§ EXERCISE OBJECTIVE
Records follow. Select each line holding "JSON".

§ DATA LINES
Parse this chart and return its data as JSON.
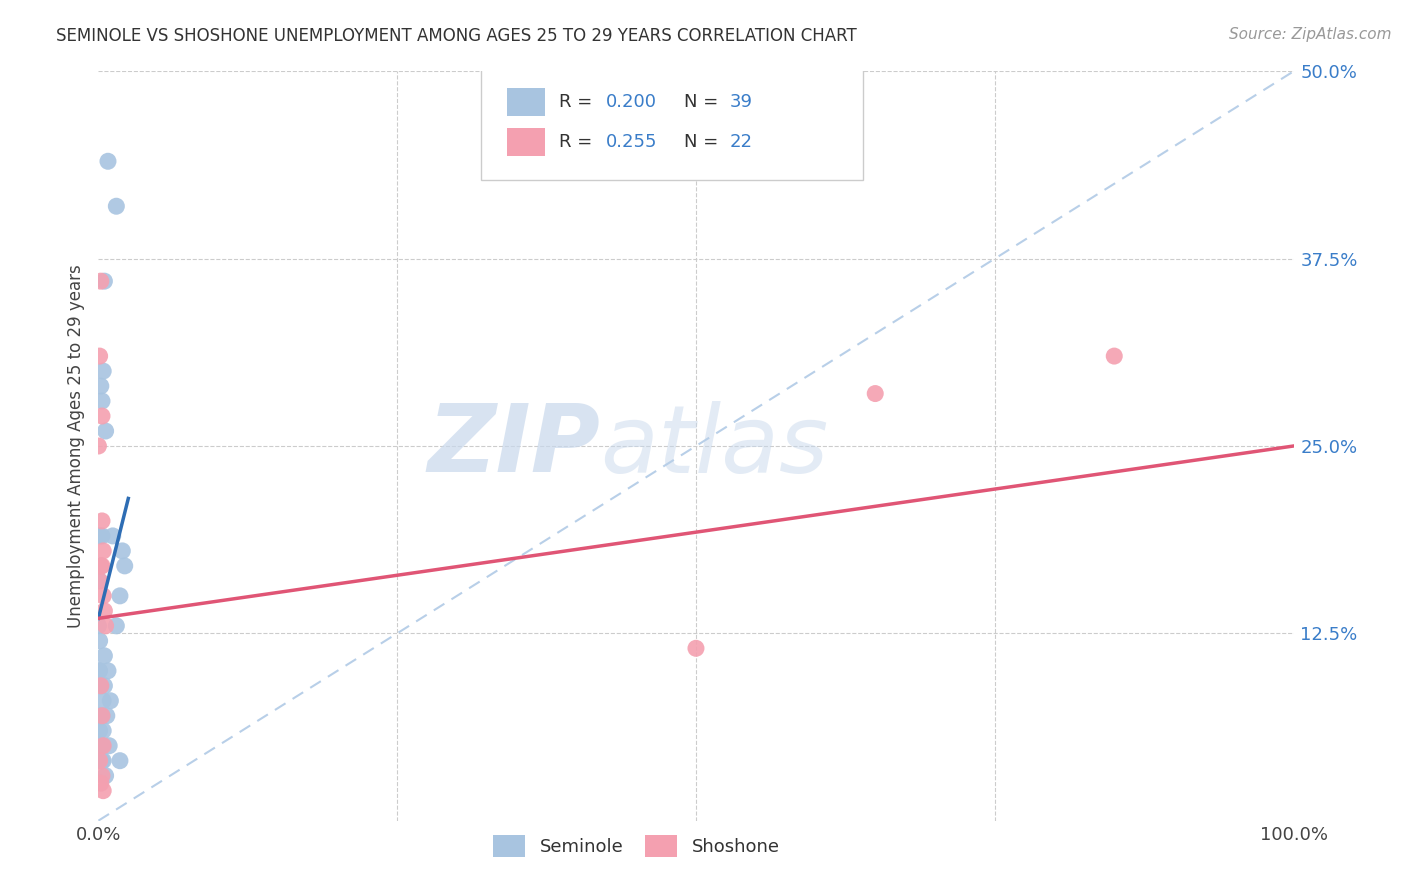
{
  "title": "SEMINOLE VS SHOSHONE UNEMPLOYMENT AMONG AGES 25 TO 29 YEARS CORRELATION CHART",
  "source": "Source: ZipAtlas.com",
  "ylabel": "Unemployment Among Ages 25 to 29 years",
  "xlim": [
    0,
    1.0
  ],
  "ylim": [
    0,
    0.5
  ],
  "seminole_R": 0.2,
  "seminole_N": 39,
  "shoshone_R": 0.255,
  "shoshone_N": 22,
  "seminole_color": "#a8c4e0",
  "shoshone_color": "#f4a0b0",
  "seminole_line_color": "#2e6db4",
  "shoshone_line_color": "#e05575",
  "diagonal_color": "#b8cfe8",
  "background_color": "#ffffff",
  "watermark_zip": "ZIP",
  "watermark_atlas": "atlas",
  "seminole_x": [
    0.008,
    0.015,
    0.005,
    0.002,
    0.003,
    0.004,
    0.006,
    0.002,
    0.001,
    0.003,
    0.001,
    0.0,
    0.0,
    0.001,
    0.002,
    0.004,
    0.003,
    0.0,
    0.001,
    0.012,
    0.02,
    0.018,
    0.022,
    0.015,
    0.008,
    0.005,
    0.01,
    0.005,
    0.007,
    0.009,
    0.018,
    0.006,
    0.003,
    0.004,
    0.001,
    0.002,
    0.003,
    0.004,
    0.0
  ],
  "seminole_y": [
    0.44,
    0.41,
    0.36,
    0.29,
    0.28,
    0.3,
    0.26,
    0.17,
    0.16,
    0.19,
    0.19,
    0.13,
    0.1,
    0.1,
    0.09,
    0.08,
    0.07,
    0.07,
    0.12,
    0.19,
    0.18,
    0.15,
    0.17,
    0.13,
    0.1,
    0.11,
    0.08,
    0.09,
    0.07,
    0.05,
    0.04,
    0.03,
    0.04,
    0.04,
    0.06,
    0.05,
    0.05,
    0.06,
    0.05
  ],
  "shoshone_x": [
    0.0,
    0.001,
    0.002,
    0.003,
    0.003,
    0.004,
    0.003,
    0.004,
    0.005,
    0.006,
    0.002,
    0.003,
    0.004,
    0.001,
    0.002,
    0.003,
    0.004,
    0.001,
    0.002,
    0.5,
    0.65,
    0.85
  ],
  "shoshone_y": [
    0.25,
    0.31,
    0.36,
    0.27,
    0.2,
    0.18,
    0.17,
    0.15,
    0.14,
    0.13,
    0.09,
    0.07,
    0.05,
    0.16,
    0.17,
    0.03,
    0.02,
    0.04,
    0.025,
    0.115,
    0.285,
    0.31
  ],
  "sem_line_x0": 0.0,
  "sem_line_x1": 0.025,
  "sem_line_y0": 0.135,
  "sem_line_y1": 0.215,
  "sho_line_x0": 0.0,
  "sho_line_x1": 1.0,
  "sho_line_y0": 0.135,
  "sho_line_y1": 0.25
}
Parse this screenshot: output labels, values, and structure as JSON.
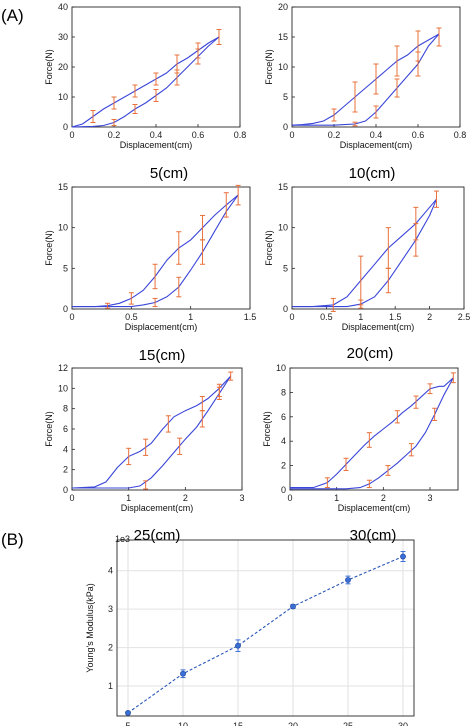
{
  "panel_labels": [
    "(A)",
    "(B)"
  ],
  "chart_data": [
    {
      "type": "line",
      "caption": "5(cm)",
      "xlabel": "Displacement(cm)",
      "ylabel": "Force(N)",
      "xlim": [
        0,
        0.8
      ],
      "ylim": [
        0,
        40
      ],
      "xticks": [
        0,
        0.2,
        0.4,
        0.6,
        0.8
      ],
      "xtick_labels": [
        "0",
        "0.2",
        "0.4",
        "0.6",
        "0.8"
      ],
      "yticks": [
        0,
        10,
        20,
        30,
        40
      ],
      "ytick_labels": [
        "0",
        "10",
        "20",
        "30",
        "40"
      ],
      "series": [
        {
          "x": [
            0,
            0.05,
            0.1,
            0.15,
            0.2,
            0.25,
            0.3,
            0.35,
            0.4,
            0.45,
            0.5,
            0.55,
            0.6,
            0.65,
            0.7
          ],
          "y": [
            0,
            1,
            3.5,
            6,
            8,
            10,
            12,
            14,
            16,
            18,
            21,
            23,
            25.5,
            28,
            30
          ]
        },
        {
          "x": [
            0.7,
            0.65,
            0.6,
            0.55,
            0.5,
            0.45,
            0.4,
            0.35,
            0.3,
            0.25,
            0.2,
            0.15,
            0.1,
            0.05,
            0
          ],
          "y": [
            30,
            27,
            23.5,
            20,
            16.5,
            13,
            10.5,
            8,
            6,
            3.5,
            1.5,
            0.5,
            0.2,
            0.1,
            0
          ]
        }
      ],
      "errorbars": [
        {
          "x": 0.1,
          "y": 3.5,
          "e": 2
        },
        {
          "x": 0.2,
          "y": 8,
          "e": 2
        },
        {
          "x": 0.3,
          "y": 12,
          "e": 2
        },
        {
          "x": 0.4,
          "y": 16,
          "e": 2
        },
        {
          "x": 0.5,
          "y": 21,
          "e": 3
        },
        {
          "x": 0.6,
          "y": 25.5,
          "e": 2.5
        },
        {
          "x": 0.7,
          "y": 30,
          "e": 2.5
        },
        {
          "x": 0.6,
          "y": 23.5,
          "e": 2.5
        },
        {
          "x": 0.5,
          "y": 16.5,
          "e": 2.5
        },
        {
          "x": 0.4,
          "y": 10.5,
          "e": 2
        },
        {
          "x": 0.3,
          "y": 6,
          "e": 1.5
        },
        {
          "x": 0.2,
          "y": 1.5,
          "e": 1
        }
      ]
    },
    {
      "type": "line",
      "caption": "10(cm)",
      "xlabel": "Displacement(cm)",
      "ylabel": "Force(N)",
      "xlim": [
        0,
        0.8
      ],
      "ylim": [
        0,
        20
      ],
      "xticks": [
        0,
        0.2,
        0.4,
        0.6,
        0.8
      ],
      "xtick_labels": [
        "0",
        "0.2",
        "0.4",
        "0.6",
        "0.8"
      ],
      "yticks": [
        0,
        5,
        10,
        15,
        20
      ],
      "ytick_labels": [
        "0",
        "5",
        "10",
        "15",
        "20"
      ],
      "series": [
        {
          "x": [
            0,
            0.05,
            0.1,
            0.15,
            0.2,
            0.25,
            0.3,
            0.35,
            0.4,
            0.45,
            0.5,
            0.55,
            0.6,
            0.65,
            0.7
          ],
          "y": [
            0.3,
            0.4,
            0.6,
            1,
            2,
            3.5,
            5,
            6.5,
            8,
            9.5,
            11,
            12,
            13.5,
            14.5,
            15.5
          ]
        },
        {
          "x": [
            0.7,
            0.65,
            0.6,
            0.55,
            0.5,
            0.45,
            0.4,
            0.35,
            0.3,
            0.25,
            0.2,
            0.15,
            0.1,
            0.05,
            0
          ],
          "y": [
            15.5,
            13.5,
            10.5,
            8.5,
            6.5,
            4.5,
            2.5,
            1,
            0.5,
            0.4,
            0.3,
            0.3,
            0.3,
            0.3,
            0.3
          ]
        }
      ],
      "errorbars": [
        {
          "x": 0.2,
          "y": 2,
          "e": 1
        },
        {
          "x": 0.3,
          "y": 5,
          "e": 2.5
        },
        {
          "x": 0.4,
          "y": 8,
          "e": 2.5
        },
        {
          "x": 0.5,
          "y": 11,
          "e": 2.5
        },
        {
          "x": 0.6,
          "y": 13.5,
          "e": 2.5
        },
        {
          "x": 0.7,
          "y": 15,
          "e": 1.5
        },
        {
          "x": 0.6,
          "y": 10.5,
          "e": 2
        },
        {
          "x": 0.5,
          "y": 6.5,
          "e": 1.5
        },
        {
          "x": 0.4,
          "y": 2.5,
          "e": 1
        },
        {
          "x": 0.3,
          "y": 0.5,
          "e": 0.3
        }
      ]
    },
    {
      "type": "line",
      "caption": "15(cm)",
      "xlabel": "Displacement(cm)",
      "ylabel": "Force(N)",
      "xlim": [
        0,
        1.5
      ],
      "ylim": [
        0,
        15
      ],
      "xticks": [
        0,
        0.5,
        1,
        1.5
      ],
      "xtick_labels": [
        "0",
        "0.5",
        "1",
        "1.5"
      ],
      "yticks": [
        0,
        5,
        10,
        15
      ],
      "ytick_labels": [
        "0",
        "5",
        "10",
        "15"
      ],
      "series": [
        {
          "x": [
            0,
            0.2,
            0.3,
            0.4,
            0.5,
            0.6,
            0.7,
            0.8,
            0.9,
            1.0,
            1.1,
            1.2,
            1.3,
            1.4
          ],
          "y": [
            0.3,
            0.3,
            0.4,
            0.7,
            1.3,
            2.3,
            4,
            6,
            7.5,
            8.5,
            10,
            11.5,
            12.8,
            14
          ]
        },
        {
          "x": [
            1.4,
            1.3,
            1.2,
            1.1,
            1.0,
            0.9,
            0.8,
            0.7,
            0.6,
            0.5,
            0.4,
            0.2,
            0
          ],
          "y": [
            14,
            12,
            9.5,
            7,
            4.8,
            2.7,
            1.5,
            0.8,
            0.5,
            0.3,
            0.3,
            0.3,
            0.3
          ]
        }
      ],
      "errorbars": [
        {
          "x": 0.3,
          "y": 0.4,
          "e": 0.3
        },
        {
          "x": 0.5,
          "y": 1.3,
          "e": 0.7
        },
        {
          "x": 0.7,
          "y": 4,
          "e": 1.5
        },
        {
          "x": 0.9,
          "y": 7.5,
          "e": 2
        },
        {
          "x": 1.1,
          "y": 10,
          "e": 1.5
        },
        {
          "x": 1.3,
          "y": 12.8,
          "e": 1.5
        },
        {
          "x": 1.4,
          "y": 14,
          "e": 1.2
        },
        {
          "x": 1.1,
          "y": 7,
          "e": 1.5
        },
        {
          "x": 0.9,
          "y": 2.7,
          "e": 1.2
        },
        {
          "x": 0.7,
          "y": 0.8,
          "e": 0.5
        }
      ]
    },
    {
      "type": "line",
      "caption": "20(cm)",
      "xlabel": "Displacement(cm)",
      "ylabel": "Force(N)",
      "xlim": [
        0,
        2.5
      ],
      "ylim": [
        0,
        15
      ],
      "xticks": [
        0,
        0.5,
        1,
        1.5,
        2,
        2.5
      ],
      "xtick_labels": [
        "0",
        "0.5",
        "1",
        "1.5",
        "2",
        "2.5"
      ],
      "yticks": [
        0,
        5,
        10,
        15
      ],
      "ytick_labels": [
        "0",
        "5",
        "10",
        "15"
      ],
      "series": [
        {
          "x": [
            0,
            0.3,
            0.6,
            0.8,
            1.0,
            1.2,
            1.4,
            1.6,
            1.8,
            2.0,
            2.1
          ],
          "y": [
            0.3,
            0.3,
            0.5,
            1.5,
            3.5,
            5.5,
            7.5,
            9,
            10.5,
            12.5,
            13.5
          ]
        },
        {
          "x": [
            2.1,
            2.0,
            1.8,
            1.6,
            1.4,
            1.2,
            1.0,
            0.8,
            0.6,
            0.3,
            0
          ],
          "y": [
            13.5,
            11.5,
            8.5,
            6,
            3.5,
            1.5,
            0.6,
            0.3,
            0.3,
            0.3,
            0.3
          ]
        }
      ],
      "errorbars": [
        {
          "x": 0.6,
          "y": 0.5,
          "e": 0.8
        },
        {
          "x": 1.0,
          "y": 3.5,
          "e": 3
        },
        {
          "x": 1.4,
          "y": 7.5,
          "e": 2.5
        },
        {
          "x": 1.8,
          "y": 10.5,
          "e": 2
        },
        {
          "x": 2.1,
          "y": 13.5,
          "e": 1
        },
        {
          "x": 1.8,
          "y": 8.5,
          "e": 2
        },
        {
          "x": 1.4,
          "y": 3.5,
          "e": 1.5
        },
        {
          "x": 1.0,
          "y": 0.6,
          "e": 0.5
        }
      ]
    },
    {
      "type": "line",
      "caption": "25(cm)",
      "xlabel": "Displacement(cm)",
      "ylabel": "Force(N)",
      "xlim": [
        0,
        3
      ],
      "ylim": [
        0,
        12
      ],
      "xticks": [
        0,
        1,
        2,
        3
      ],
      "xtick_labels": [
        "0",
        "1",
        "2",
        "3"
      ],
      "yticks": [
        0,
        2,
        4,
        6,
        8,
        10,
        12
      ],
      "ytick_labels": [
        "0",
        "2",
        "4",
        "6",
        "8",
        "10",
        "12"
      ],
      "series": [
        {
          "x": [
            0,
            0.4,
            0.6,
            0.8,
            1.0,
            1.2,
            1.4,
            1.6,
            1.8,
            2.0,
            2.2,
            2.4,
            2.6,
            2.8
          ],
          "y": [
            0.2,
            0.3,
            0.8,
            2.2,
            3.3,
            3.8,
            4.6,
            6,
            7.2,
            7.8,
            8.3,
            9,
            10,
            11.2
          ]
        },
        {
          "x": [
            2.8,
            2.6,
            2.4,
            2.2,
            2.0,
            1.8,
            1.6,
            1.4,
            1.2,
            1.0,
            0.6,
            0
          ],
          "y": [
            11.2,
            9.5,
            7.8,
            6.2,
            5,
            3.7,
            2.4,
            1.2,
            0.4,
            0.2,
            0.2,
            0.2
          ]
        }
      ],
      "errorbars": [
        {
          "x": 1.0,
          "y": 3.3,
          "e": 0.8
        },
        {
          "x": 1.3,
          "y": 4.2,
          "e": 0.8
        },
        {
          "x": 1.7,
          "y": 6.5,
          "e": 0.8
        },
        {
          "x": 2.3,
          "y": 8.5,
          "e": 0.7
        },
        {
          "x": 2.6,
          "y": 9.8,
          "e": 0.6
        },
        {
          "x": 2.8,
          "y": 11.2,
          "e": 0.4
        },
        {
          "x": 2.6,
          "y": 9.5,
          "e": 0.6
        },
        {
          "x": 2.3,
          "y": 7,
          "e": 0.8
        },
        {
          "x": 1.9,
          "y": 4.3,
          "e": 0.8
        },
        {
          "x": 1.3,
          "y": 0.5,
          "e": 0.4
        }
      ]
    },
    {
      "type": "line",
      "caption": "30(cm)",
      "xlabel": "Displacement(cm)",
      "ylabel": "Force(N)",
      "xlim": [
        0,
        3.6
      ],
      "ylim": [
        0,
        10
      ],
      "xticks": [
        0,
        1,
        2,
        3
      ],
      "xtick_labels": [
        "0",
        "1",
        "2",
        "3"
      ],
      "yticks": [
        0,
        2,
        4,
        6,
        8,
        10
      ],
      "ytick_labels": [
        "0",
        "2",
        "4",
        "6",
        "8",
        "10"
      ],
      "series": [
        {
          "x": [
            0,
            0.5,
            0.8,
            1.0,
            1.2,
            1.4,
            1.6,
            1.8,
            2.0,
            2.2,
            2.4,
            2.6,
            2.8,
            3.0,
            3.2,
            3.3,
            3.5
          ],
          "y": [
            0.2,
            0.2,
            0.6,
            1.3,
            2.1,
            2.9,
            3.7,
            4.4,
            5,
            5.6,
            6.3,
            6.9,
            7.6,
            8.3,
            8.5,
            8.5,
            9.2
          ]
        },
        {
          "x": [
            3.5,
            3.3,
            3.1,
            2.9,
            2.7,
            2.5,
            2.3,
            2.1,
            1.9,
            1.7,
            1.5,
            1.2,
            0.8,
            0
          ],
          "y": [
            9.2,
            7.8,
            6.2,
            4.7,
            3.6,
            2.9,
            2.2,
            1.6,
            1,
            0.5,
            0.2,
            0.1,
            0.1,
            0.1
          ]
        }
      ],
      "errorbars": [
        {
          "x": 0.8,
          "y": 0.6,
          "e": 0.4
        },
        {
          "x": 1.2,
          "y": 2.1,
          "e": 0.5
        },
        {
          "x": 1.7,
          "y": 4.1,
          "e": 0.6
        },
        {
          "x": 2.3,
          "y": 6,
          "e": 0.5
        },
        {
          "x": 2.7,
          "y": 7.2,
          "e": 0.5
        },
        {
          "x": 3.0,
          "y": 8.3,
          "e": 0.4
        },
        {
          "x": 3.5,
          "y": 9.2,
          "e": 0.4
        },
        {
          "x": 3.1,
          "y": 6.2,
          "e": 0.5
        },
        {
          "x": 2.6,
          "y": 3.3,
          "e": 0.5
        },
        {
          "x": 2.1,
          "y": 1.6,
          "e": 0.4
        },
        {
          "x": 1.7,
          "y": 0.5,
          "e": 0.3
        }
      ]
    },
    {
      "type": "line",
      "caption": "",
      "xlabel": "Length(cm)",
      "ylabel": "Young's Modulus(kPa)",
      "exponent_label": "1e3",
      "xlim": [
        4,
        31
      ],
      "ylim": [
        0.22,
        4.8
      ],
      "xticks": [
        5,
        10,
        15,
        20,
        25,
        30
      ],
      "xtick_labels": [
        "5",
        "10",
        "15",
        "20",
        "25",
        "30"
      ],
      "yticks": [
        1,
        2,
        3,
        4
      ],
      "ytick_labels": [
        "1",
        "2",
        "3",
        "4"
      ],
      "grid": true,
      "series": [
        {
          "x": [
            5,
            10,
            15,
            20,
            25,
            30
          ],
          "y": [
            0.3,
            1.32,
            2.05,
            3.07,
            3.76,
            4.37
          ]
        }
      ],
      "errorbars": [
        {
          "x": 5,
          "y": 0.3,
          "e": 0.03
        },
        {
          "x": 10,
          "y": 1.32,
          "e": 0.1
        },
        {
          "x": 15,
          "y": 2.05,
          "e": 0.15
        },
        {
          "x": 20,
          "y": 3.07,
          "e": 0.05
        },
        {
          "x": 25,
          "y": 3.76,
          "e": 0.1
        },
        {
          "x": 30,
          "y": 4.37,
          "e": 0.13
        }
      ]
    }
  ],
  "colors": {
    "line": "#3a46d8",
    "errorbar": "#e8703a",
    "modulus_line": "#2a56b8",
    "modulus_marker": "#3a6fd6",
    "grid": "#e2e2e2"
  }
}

§ CORRECT RESULT
Parse this chart and return its data as JSON.
Parse this screenshot: output labels, values, and structure as JSON.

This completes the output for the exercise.